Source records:
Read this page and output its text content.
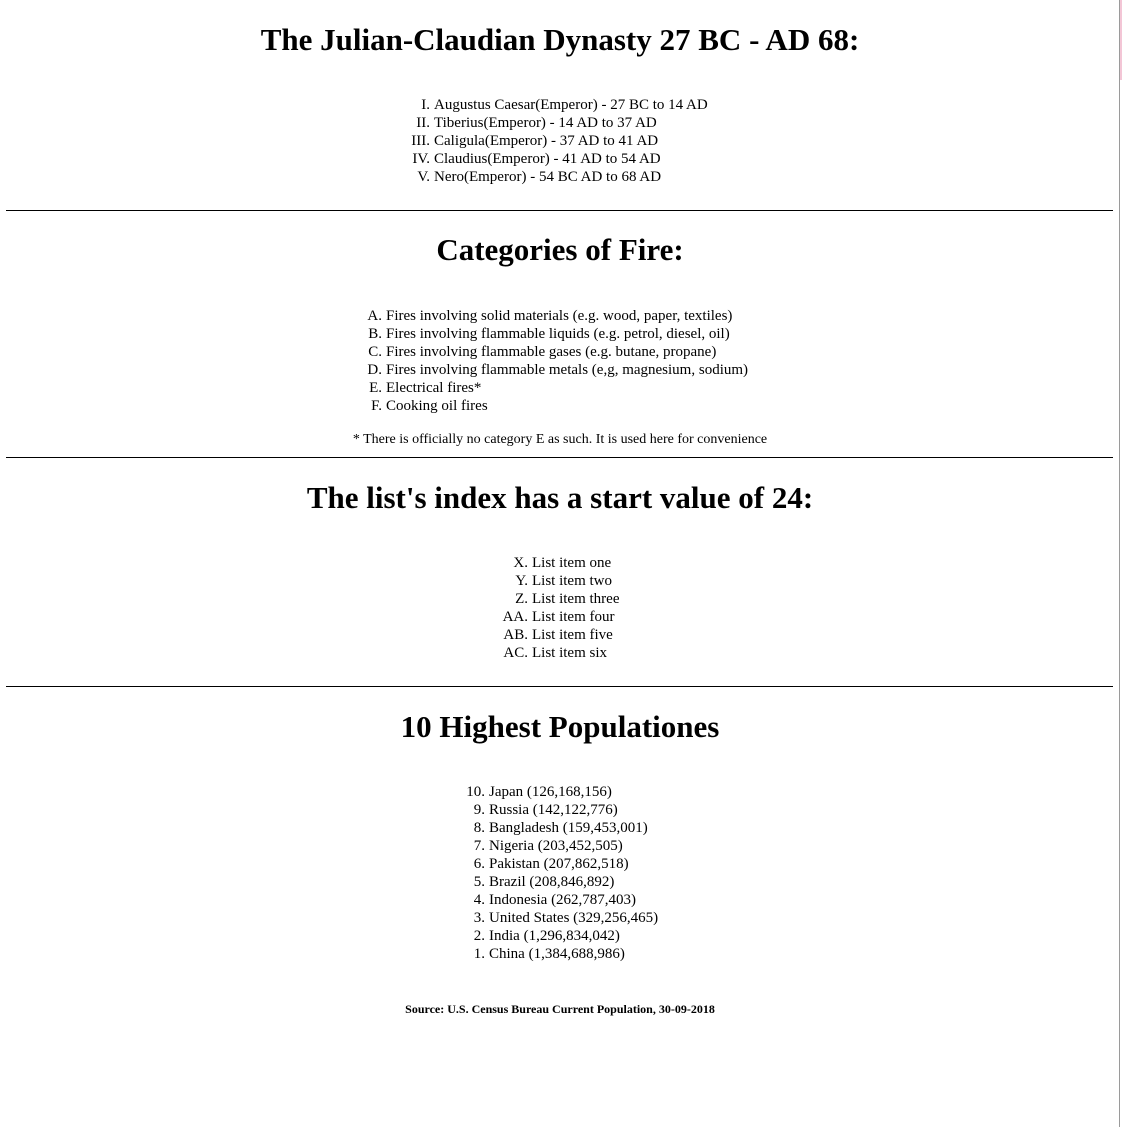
The Julian-Claudian Dynasty 27 BC - AD 68:
I. Augustus Caesar(Emperor) - 27 BC to 14 AD
II. Tiberius(Emperor) - 14 AD to 37 AD
III. Caligula(Emperor) - 37 AD to 41 AD
IV. Claudius(Emperor) - 41 AD to 54 AD
V. Nero(Emperor) - 54 BC AD to 68 AD
Categories of Fire:
A. Fires involving solid materials (e.g. wood, paper, textiles)
B. Fires involving flammable liquids (e.g. petrol, diesel, oil)
C. Fires involving flammable gases (e.g. butane, propane)
D. Fires involving flammable metals (e,g, magnesium, sodium)
E. Electrical fires*
F. Cooking oil fires
* There is officially no category E as such. It is used here for convenience
The list's index has a start value of 24:
X. List item one
Y. List item two
Z. List item three
AA. List item four
AB. List item five
AC. List item six
10 Highest Populationes
10. Japan (126,168,156)
9. Russia (142,122,776)
8. Bangladesh (159,453,001)
7. Nigeria (203,452,505)
6. Pakistan (207,862,518)
5. Brazil (208,846,892)
4. Indonesia (262,787,403)
3. United States (329,256,465)
2. India (1,296,834,042)
1. China (1,384,688,986)
Source: U.S. Census Bureau Current Population, 30-09-2018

- WHAT THE TASK ASKS -
Copy each line above that contains the word "Emperor".

- FULL RESPONSE -
I. Augustus Caesar(Emperor) - 27 BC to 14 AD
II. Tiberius(Emperor) - 14 AD to 37 AD
III. Caligula(Emperor) - 37 AD to 41 AD
IV. Claudius(Emperor) - 41 AD to 54 AD
V. Nero(Emperor) - 54 BC AD to 68 AD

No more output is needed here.